▸ **Stated exercise**: Quote every line of the material beneath this one.

Stored data:
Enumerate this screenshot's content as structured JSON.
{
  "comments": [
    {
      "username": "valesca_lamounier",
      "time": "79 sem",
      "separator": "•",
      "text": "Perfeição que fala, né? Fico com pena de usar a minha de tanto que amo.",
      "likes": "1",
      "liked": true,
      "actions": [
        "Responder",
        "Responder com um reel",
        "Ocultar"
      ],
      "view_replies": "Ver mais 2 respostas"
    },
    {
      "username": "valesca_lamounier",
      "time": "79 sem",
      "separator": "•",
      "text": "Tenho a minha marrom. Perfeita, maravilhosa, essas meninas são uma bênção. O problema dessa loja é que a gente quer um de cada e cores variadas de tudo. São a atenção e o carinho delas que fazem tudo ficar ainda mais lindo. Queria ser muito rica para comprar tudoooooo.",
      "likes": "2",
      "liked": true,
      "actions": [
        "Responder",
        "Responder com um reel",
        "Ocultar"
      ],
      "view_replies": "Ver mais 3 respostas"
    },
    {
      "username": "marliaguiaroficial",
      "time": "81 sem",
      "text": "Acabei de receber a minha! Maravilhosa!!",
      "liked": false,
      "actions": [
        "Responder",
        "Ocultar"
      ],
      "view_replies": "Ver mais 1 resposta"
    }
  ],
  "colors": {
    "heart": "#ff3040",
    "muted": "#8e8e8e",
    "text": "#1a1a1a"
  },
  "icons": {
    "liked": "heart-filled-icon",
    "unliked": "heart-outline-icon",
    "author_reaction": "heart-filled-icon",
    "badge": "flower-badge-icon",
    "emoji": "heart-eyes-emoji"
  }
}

▸ **The output**:
Enumerate this screenshot's content as structured JSON.
{
  "comments": [
    {
      "username": "valesca_lamounier",
      "time": "79 sem",
      "separator": "•",
      "text": "Perfeição que fala, né? Fico com pena de usar a minha de tanto que amo.",
      "likes": "1",
      "liked": true,
      "actions": [
        "Responder",
        "Responder com um reel",
        "Ocultar"
      ],
      "view_replies": "Ver mais 2 respostas"
    },
    {
      "username": "valesca_lamounier",
      "time": "79 sem",
      "separator": "•",
      "text": "Tenho a minha marrom. Perfeita, maravilhosa, essas meninas são uma bênção. O problema dessa loja é que a gente quer um de cada e cores variadas de tudo. São a atenção e o carinho delas que fazem tudo ficar ainda mais lindo. Queria ser muito rica para comprar tudoooooo.",
      "likes": "2",
      "liked": true,
      "actions": [
        "Responder",
        "Responder com um reel",
        "Ocultar"
      ],
      "view_replies": "Ver mais 3 respostas"
    },
    {
      "username": "marliaguiaroficial",
      "time": "81 sem",
      "text": "Acabei de receber a minha! Maravilhosa!!",
      "liked": false,
      "actions": [
        "Responder",
        "Ocultar"
      ],
      "view_replies": "Ver mais 1 resposta"
    }
  ],
  "colors": {
    "heart": "#ff3040",
    "muted": "#8e8e8e",
    "text": "#1a1a1a"
  },
  "icons": {
    "liked": "heart-filled-icon",
    "unliked": "heart-outline-icon",
    "author_reaction": "heart-filled-icon",
    "badge": "flower-badge-icon",
    "emoji": "heart-eyes-emoji"
  }
}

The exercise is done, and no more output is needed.